◆ **TASK**
Write out the records word for word, with no pictures.

(Data items)
## start

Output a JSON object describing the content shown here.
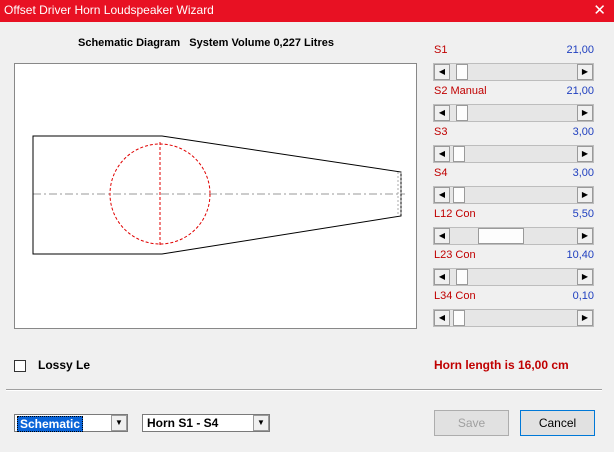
{
  "window": {
    "title": "Offset Driver Horn Loudspeaker Wizard",
    "close_glyph": "✕"
  },
  "header": {
    "diagram_label": "Schematic Diagram",
    "volume_text": "System Volume 0,227 Litres"
  },
  "params": [
    {
      "label": "S1",
      "value": "21,00",
      "position": 0.05
    },
    {
      "label": "S2  Manual",
      "value": "21,00",
      "position": 0.05
    },
    {
      "label": "S3",
      "value": "3,00",
      "position": 0.02
    },
    {
      "label": "S4",
      "value": "3,00",
      "position": 0.02
    },
    {
      "label": "L12  Con",
      "value": "5,50",
      "position": 0.22
    },
    {
      "label": "L23  Con",
      "value": "10,40",
      "position": 0.05
    },
    {
      "label": "L34  Con",
      "value": "0,10",
      "position": 0.02
    }
  ],
  "lossy": {
    "label": "Lossy Le",
    "checked": false
  },
  "horn_length": "Horn length is 16,00 cm",
  "view_select": {
    "value": "Schematic"
  },
  "horn_select": {
    "value": "Horn S1 - S4"
  },
  "buttons": {
    "save": "Save",
    "cancel": "Cancel"
  },
  "colors": {
    "titlebar": "#e81123",
    "label_red": "#c00000",
    "value_blue": "#1f3fbf",
    "driver_circle": "#e00000"
  }
}
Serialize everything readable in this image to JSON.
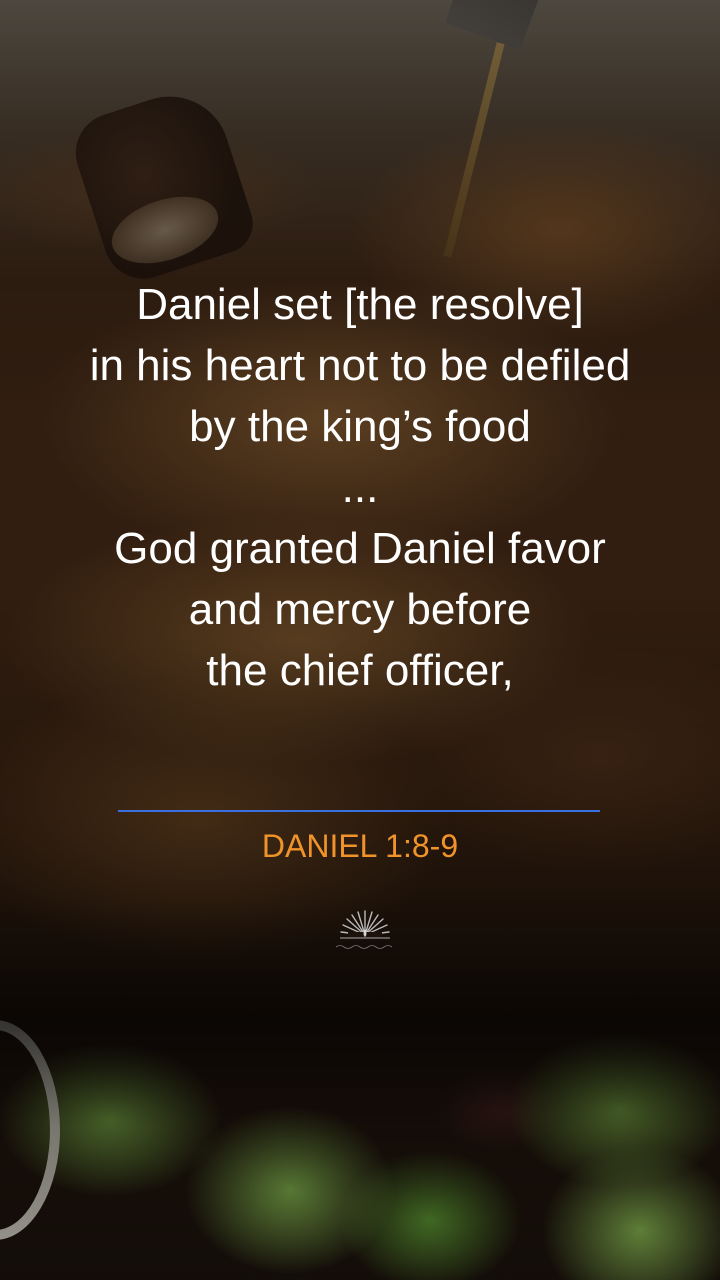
{
  "verse": {
    "lines": [
      "Daniel set [the resolve]",
      "in his heart not to be defiled",
      "by the king’s food",
      "...",
      "God granted Daniel favor",
      "and mercy before",
      "the chief officer,"
    ]
  },
  "reference": "DANIEL 1:8-9",
  "colors": {
    "reference_text": "#f0932b",
    "divider": "#3a6fe0",
    "verse_text": "#ffffff"
  },
  "logo": {
    "icon": "sunburst-candle-logo-icon"
  }
}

## end

◆ **CORRECT OUTPUT**
Output a JSON object describing the content shown here.
{
  "window": {
    "title": "Offset Driver Horn Loudspeaker Wizard",
    "close_glyph": "✕"
  },
  "header": {
    "diagram_label": "Schematic Diagram",
    "volume_text": "System Volume 0,227 Litres"
  },
  "params": [
    {
      "label": "S1",
      "value": "21,00",
      "position": 0.05
    },
    {
      "label": "S2  Manual",
      "value": "21,00",
      "position": 0.05
    },
    {
      "label": "S3",
      "value": "3,00",
      "position": 0.02
    },
    {
      "label": "S4",
      "value": "3,00",
      "position": 0.02
    },
    {
      "label": "L12  Con",
      "value": "5,50",
      "position": 0.22
    },
    {
      "label": "L23  Con",
      "value": "10,40",
      "position": 0.05
    },
    {
      "label": "L34  Con",
      "value": "0,10",
      "position": 0.02
    }
  ],
  "lossy": {
    "label": "Lossy Le",
    "checked": false
  },
  "horn_length": "Horn length is 16,00 cm",
  "view_select": {
    "value": "Schematic"
  },
  "horn_select": {
    "value": "Horn S1 - S4"
  },
  "buttons": {
    "save": "Save",
    "cancel": "Cancel"
  },
  "colors": {
    "titlebar": "#e81123",
    "label_red": "#c00000",
    "value_blue": "#1f3fbf",
    "driver_circle": "#e00000"
  }
}
Serialize everything readable in this image to JSON.
{
  "verse": {
    "lines": [
      "Daniel set [the resolve]",
      "in his heart not to be defiled",
      "by the king’s food",
      "...",
      "God granted Daniel favor",
      "and mercy before",
      "the chief officer,"
    ]
  },
  "reference": "DANIEL 1:8-9",
  "colors": {
    "reference_text": "#f0932b",
    "divider": "#3a6fe0",
    "verse_text": "#ffffff"
  },
  "logo": {
    "icon": "sunburst-candle-logo-icon"
  }
}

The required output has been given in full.